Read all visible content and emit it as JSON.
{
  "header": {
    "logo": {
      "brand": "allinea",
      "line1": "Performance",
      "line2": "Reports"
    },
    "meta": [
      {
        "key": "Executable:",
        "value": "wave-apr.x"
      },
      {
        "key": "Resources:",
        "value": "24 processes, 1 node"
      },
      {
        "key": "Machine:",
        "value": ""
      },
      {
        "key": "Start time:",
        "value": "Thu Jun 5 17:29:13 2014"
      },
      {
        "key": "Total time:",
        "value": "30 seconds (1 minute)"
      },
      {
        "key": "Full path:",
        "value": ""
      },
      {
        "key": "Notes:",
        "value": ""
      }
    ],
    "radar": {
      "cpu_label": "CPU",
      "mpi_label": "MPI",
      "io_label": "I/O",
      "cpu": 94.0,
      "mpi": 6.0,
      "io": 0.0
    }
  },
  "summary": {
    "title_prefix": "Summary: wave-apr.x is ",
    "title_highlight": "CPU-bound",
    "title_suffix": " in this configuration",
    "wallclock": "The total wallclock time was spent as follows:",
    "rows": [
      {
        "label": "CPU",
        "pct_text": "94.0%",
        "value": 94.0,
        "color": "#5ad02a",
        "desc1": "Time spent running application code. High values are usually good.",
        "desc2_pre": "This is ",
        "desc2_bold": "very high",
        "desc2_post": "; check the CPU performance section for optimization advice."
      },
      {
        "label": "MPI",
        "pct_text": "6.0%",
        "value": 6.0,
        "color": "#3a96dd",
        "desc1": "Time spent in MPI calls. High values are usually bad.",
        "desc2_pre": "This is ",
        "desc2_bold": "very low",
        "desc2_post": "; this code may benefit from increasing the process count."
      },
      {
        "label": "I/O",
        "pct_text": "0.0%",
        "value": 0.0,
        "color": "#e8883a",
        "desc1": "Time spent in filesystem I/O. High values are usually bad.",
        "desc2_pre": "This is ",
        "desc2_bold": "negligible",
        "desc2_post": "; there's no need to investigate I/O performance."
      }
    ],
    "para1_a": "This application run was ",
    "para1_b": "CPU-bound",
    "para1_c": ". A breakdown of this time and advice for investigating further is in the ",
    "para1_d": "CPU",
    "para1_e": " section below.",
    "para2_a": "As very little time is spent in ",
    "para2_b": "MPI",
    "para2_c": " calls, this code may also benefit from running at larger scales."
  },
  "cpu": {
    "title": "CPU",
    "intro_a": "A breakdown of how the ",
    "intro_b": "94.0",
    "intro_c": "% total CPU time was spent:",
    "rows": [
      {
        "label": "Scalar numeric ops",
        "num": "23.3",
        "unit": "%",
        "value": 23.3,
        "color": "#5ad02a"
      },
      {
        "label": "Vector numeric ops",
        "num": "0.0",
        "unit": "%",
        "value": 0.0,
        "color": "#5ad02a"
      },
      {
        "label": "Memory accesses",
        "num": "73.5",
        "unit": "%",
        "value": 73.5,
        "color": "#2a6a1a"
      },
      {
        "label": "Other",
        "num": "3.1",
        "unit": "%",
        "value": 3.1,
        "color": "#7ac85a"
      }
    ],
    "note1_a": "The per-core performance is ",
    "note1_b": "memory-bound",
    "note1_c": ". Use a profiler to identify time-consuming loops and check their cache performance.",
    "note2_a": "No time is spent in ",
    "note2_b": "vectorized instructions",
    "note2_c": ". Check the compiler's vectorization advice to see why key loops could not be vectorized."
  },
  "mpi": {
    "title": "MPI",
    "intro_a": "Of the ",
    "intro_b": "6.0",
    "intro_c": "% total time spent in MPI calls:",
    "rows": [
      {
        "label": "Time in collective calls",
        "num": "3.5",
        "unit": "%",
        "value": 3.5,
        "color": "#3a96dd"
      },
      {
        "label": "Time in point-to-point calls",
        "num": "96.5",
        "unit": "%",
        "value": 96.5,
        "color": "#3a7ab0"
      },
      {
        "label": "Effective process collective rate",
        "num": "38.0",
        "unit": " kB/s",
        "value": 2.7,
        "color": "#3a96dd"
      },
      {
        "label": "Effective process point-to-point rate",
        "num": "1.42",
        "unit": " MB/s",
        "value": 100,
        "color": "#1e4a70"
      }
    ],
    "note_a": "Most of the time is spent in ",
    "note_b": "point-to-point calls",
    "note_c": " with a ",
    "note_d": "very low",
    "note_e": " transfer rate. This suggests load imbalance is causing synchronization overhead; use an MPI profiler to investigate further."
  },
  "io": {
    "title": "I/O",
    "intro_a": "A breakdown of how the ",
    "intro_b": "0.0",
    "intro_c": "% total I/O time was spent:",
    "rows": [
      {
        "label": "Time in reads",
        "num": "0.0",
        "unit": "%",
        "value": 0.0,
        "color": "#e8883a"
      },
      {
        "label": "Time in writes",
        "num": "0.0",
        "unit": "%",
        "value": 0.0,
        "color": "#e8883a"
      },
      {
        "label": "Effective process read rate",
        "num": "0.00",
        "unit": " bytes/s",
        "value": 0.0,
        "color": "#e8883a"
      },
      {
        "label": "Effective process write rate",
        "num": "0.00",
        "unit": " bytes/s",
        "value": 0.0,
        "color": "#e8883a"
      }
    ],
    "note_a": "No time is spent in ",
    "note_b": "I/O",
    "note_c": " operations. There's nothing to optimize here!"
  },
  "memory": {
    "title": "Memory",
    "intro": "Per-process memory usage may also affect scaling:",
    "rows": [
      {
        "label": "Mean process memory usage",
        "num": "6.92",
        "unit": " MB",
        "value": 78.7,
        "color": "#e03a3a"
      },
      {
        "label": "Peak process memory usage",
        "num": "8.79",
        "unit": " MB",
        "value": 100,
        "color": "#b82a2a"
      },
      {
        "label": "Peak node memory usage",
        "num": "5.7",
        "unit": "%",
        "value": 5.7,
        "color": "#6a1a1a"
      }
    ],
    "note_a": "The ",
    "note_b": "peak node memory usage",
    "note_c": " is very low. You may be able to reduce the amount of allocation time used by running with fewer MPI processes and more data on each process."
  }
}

* * *

### Problem statement
Print the material verbatim, all of it.

### Task output
Read all visible content and emit it as JSON.
{
  "header": {
    "logo": {
      "brand": "allinea",
      "line1": "Performance",
      "line2": "Reports"
    },
    "meta": [
      {
        "key": "Executable:",
        "value": "wave-apr.x"
      },
      {
        "key": "Resources:",
        "value": "24 processes, 1 node"
      },
      {
        "key": "Machine:",
        "value": ""
      },
      {
        "key": "Start time:",
        "value": "Thu Jun 5 17:29:13 2014"
      },
      {
        "key": "Total time:",
        "value": "30 seconds (1 minute)"
      },
      {
        "key": "Full path:",
        "value": ""
      },
      {
        "key": "Notes:",
        "value": ""
      }
    ],
    "radar": {
      "cpu_label": "CPU",
      "mpi_label": "MPI",
      "io_label": "I/O",
      "cpu": 94.0,
      "mpi": 6.0,
      "io": 0.0
    }
  },
  "summary": {
    "title_prefix": "Summary: wave-apr.x is ",
    "title_highlight": "CPU-bound",
    "title_suffix": " in this configuration",
    "wallclock": "The total wallclock time was spent as follows:",
    "rows": [
      {
        "label": "CPU",
        "pct_text": "94.0%",
        "value": 94.0,
        "color": "#5ad02a",
        "desc1": "Time spent running application code. High values are usually good.",
        "desc2_pre": "This is ",
        "desc2_bold": "very high",
        "desc2_post": "; check the CPU performance section for optimization advice."
      },
      {
        "label": "MPI",
        "pct_text": "6.0%",
        "value": 6.0,
        "color": "#3a96dd",
        "desc1": "Time spent in MPI calls. High values are usually bad.",
        "desc2_pre": "This is ",
        "desc2_bold": "very low",
        "desc2_post": "; this code may benefit from increasing the process count."
      },
      {
        "label": "I/O",
        "pct_text": "0.0%",
        "value": 0.0,
        "color": "#e8883a",
        "desc1": "Time spent in filesystem I/O. High values are usually bad.",
        "desc2_pre": "This is ",
        "desc2_bold": "negligible",
        "desc2_post": "; there's no need to investigate I/O performance."
      }
    ],
    "para1_a": "This application run was ",
    "para1_b": "CPU-bound",
    "para1_c": ". A breakdown of this time and advice for investigating further is in the ",
    "para1_d": "CPU",
    "para1_e": " section below.",
    "para2_a": "As very little time is spent in ",
    "para2_b": "MPI",
    "para2_c": " calls, this code may also benefit from running at larger scales."
  },
  "cpu": {
    "title": "CPU",
    "intro_a": "A breakdown of how the ",
    "intro_b": "94.0",
    "intro_c": "% total CPU time was spent:",
    "rows": [
      {
        "label": "Scalar numeric ops",
        "num": "23.3",
        "unit": "%",
        "value": 23.3,
        "color": "#5ad02a"
      },
      {
        "label": "Vector numeric ops",
        "num": "0.0",
        "unit": "%",
        "value": 0.0,
        "color": "#5ad02a"
      },
      {
        "label": "Memory accesses",
        "num": "73.5",
        "unit": "%",
        "value": 73.5,
        "color": "#2a6a1a"
      },
      {
        "label": "Other",
        "num": "3.1",
        "unit": "%",
        "value": 3.1,
        "color": "#7ac85a"
      }
    ],
    "note1_a": "The per-core performance is ",
    "note1_b": "memory-bound",
    "note1_c": ". Use a profiler to identify time-consuming loops and check their cache performance.",
    "note2_a": "No time is spent in ",
    "note2_b": "vectorized instructions",
    "note2_c": ". Check the compiler's vectorization advice to see why key loops could not be vectorized."
  },
  "mpi": {
    "title": "MPI",
    "intro_a": "Of the ",
    "intro_b": "6.0",
    "intro_c": "% total time spent in MPI calls:",
    "rows": [
      {
        "label": "Time in collective calls",
        "num": "3.5",
        "unit": "%",
        "value": 3.5,
        "color": "#3a96dd"
      },
      {
        "label": "Time in point-to-point calls",
        "num": "96.5",
        "unit": "%",
        "value": 96.5,
        "color": "#3a7ab0"
      },
      {
        "label": "Effective process collective rate",
        "num": "38.0",
        "unit": " kB/s",
        "value": 2.7,
        "color": "#3a96dd"
      },
      {
        "label": "Effective process point-to-point rate",
        "num": "1.42",
        "unit": " MB/s",
        "value": 100,
        "color": "#1e4a70"
      }
    ],
    "note_a": "Most of the time is spent in ",
    "note_b": "point-to-point calls",
    "note_c": " with a ",
    "note_d": "very low",
    "note_e": " transfer rate. This suggests load imbalance is causing synchronization overhead; use an MPI profiler to investigate further."
  },
  "io": {
    "title": "I/O",
    "intro_a": "A breakdown of how the ",
    "intro_b": "0.0",
    "intro_c": "% total I/O time was spent:",
    "rows": [
      {
        "label": "Time in reads",
        "num": "0.0",
        "unit": "%",
        "value": 0.0,
        "color": "#e8883a"
      },
      {
        "label": "Time in writes",
        "num": "0.0",
        "unit": "%",
        "value": 0.0,
        "color": "#e8883a"
      },
      {
        "label": "Effective process read rate",
        "num": "0.00",
        "unit": " bytes/s",
        "value": 0.0,
        "color": "#e8883a"
      },
      {
        "label": "Effective process write rate",
        "num": "0.00",
        "unit": " bytes/s",
        "value": 0.0,
        "color": "#e8883a"
      }
    ],
    "note_a": "No time is spent in ",
    "note_b": "I/O",
    "note_c": " operations. There's nothing to optimize here!"
  },
  "memory": {
    "title": "Memory",
    "intro": "Per-process memory usage may also affect scaling:",
    "rows": [
      {
        "label": "Mean process memory usage",
        "num": "6.92",
        "unit": " MB",
        "value": 78.7,
        "color": "#e03a3a"
      },
      {
        "label": "Peak process memory usage",
        "num": "8.79",
        "unit": " MB",
        "value": 100,
        "color": "#b82a2a"
      },
      {
        "label": "Peak node memory usage",
        "num": "5.7",
        "unit": "%",
        "value": 5.7,
        "color": "#6a1a1a"
      }
    ],
    "note_a": "The ",
    "note_b": "peak node memory usage",
    "note_c": " is very low. You may be able to reduce the amount of allocation time used by running with fewer MPI processes and more data on each process."
  }
}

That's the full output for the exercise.